● The exercise
Pick out all lines of the entries that include the word "trays" and copy them.

● Extracted data entries
______________________________
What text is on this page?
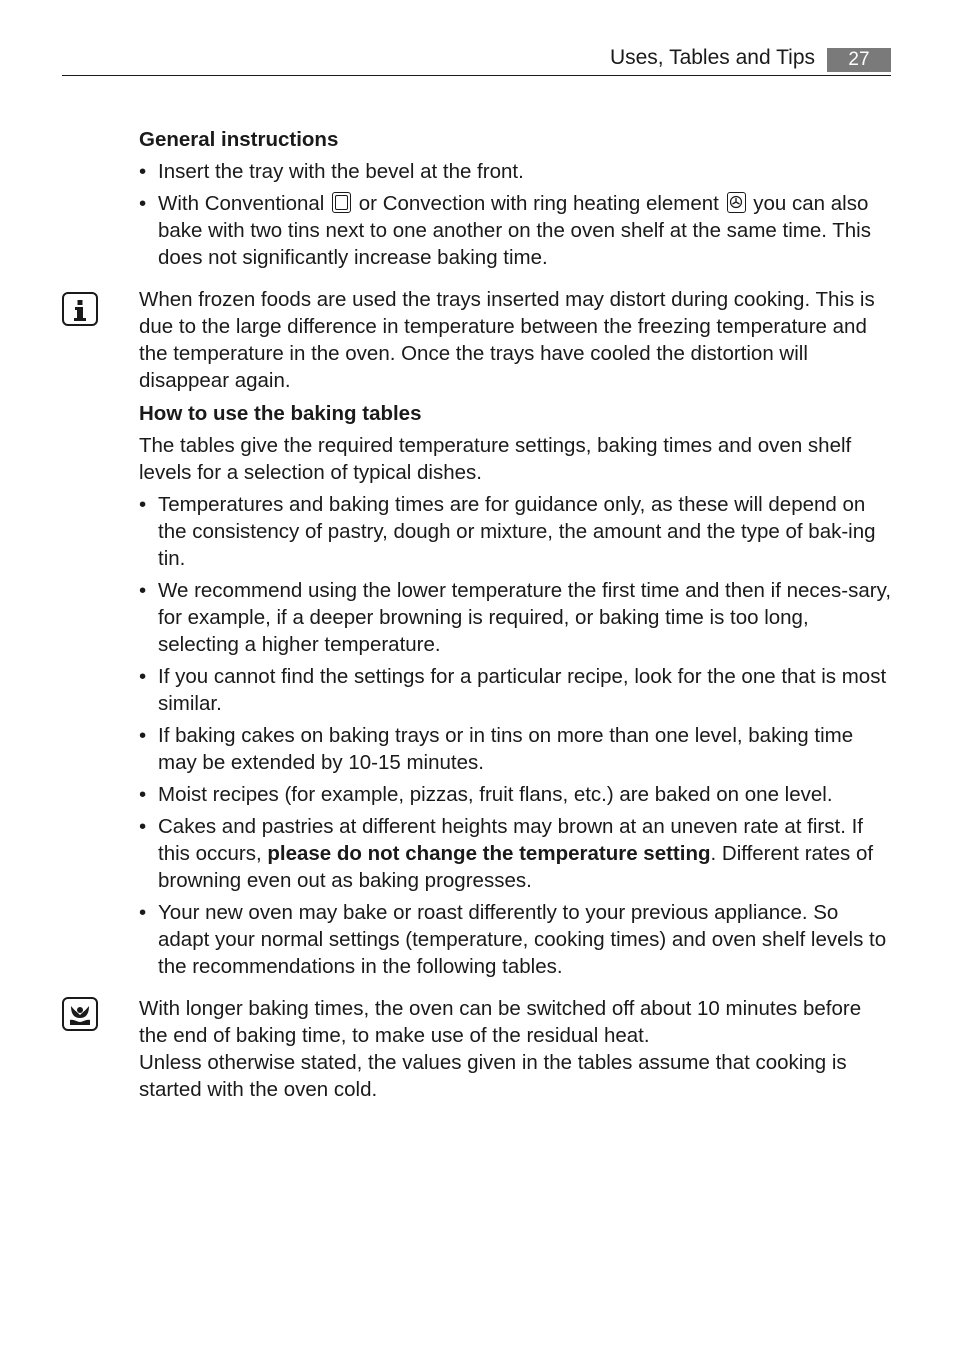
Uses, Tables and Tips	27
General instructions

• Insert the tray with the bevel at the front.

• With Conventional or Convection with ring heating element you can also bake with two tins next to one another on the oven shelf at the same time. This does not significantly increase baking time.

When frozen foods are used the trays inserted may distort during cooking. This is due to the large difference in temperature between the freezing temperature and the temperature in the oven. Once the trays have cooled the distortion will disappear again.

How to use the baking tables

The tables give the required temperature settings, baking times and oven shelf levels for a selection of typical dishes.

• Temperatures and baking times are for guidance only, as these will depend on the consistency of pastry, dough or mixture, the amount and the type of bak-ing tin.

• We recommend using the lower temperature the first time and then if neces-sary, for example, if a deeper browning is required, or baking time is too long, selecting a higher temperature.

• If you cannot find the settings for a particular recipe, look for the one that is most similar.

• If baking cakes on baking trays or in tins on more than one level, baking time may be extended by 10-15 minutes.

• Moist recipes (for example, pizzas, fruit flans, etc.) are baked on one level.

• Cakes and pastries at different heights may brown at an uneven rate at first. If this occurs, please do not change the temperature setting. Different rates of browning even out as baking progresses.

• Your new oven may bake or roast differently to your previous appliance. So adapt your normal settings (temperature, cooking times) and oven shelf levels to the recommendations in the following tables.

With longer baking times, the oven can be switched off about 10 minutes before the end of baking time, to make use of the residual heat.

Unless otherwise stated, the values given in the tables assume that cooking is started with the oven cold.
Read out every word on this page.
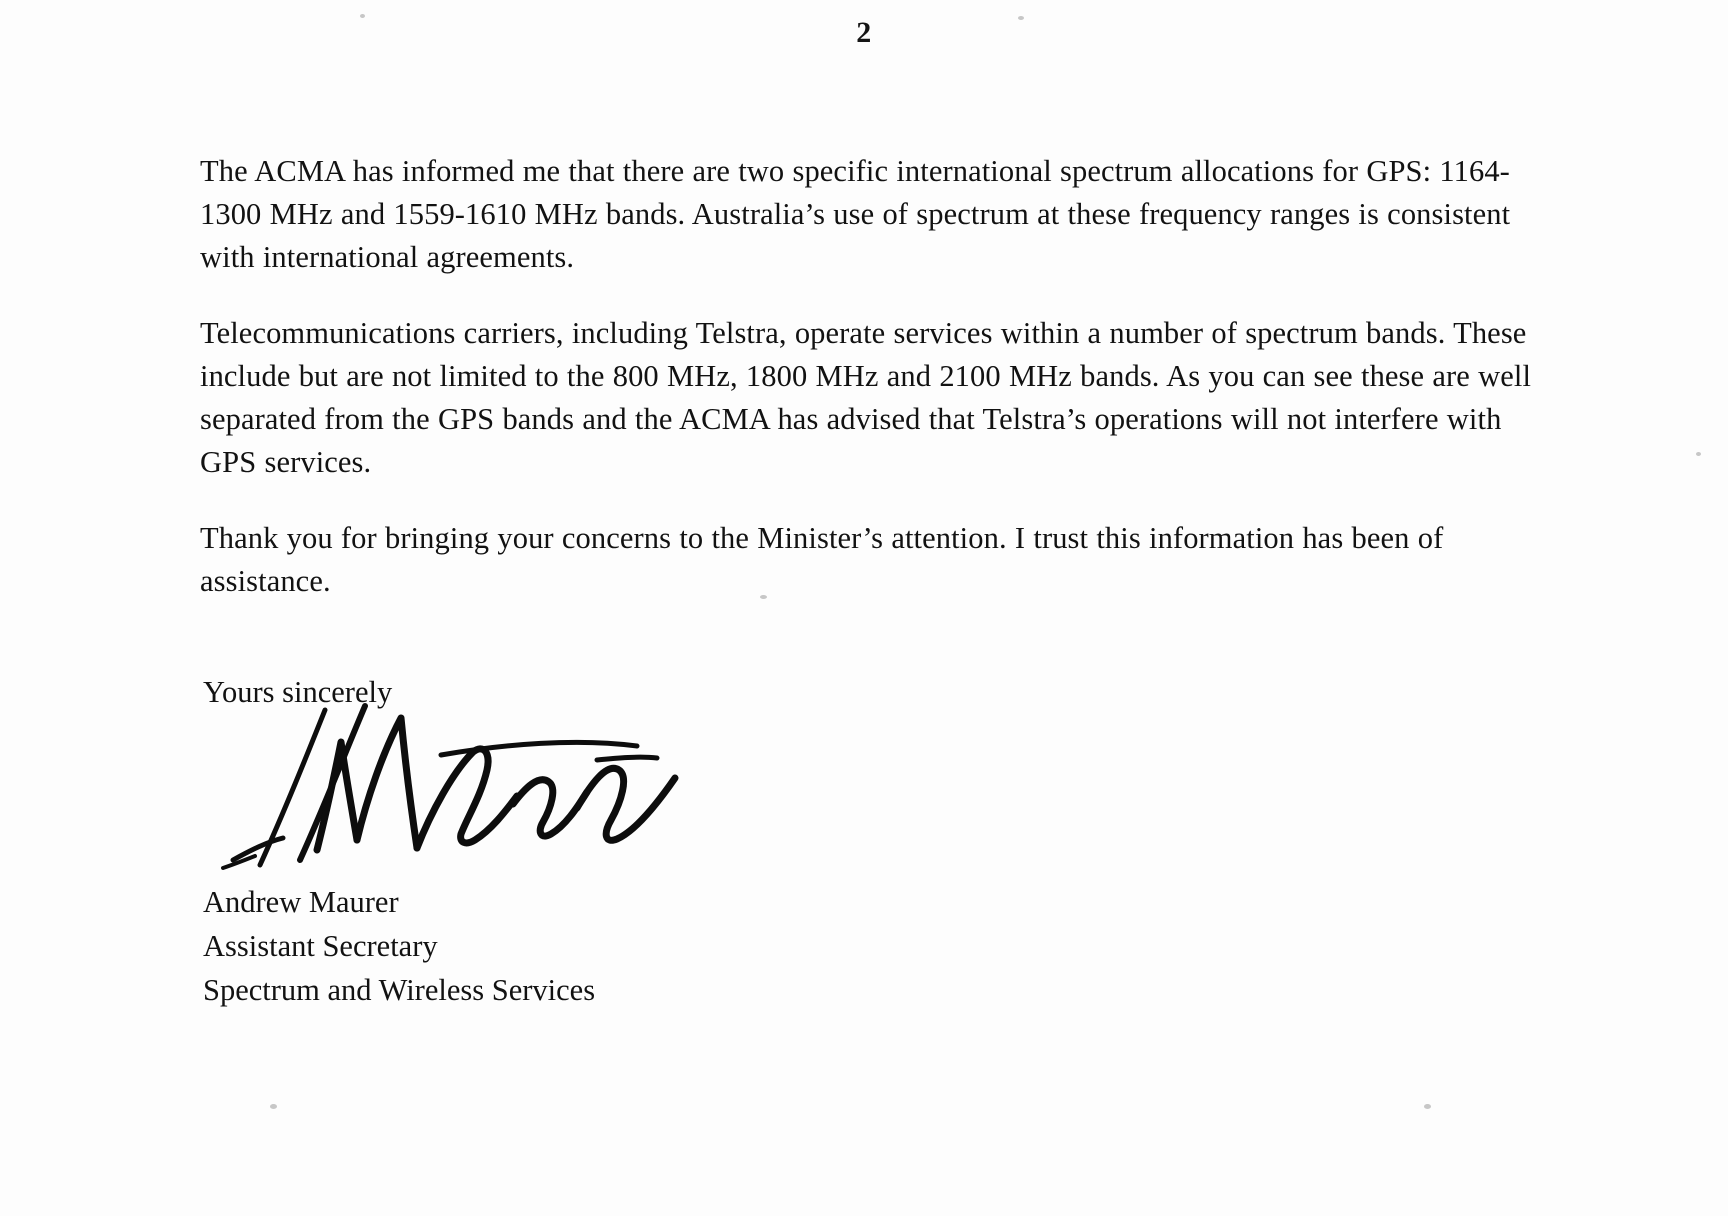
2

The ACMA has informed me that there are two specific international spectrum allocations for GPS: 1164-1300 MHz and 1559-1610 MHz bands. Australia’s use of spectrum at these frequency ranges is consistent with international agreements.

Telecommunications carriers, including Telstra, operate services within a number of spectrum bands. These include but are not limited to the 800 MHz, 1800 MHz and 2100 MHz bands. As you can see these are well separated from the GPS bands and the ACMA has advised that Telstra’s operations will not interfere with GPS services.

Thank you for bringing your concerns to the Minister’s attention. I trust this information has been of assistance.

Yours sincerely
Andrew Maurer
Assistant Secretary
Spectrum and Wireless Services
______________________________
● Exercise solution
When frozen foods are used the trays inserted may distort during cooking. This is due to the large difference in temperature between the freezing temperature and the temperature in the oven. Once the trays have cooled the distortion will disappear again.
• If baking cakes on baking trays or in tins on more than one level, baking time may be extended by 10-15 minutes.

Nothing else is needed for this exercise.